Instruction:
Output all the entries word for word. Omit the pictures.

[Recorded data]
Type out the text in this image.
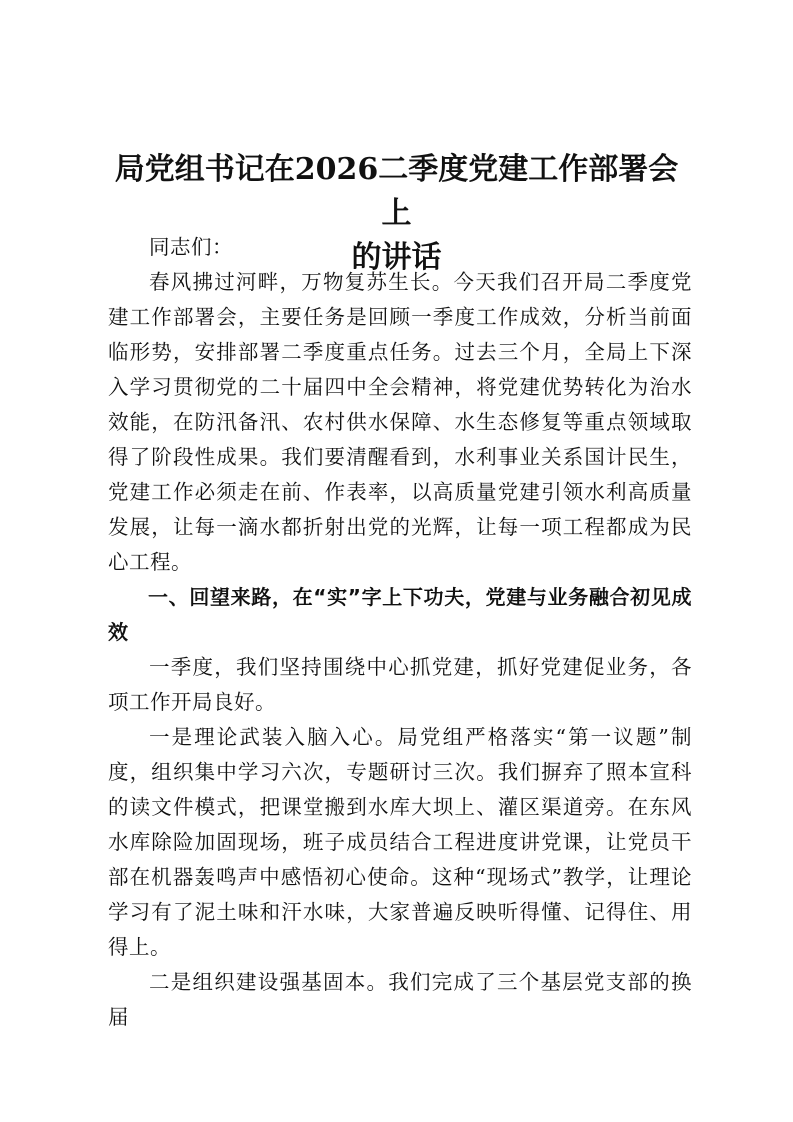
局党组书记在2026二季度党建工作部署会上
的讲话

同志们：

春风拂过河畔，万物复苏生长。今天我们召开局二季度党建工作部署会，主要任务是回顾一季度工作成效，分析当前面临形势，安排部署二季度重点任务。过去三个月，全局上下深入学习贯彻党的二十届四中全会精神，将党建优势转化为治水效能，在防汛备汛、农村供水保障、水生态修复等重点领域取得了阶段性成果。我们要清醒看到，水利事业关系国计民生，党建工作必须走在前、作表率，以高质量党建引领水利高质量发展，让每一滴水都折射出党的光辉，让每一项工程都成为民心工程。

一、回望来路，在“实”字上下功夫，党建与业务融合初见成效

一季度，我们坚持围绕中心抓党建，抓好党建促业务，各项工作开局良好。

一是理论武装入脑入心。局党组严格落实“第一议题”制度，组织集中学习六次，专题研讨三次。我们摒弃了照本宣科的读文件模式，把课堂搬到水库大坝上、灌区渠道旁。在东风水库除险加固现场，班子成员结合工程进度讲党课，让党员干部在机器轰鸣声中感悟初心使命。这种“现场式”教学，让理论学习有了泥土味和汗水味，大家普遍反映听得懂、记得住、用得上。

二是组织建设强基固本。我们完成了三个基层党支部的换届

Solution to this task:
Type out the text in this image.
局党组书记在2026二季度党建工作部署会上
的讲话

同志们：

春风拂过河畔，万物复苏生长。今天我们召开局二季度党建工作部署会，主要任务是回顾一季度工作成效，分析当前面临形势，安排部署二季度重点任务。过去三个月，全局上下深入学习贯彻党的二十届四中全会精神，将党建优势转化为治水效能，在防汛备汛、农村供水保障、水生态修复等重点领域取得了阶段性成果。我们要清醒看到，水利事业关系国计民生，党建工作必须走在前、作表率，以高质量党建引领水利高质量发展，让每一滴水都折射出党的光辉，让每一项工程都成为民心工程。

一、回望来路，在“实”字上下功夫，党建与业务融合初见成效

一季度，我们坚持围绕中心抓党建，抓好党建促业务，各项工作开局良好。

一是理论武装入脑入心。局党组严格落实“第一议题”制度，组织集中学习六次，专题研讨三次。我们摒弃了照本宣科的读文件模式，把课堂搬到水库大坝上、灌区渠道旁。在东风水库除险加固现场，班子成员结合工程进度讲党课，让党员干部在机器轰鸣声中感悟初心使命。这种“现场式”教学，让理论学习有了泥土味和汗水味，大家普遍反映听得懂、记得住、用得上。

二是组织建设强基固本。我们完成了三个基层党支部的换届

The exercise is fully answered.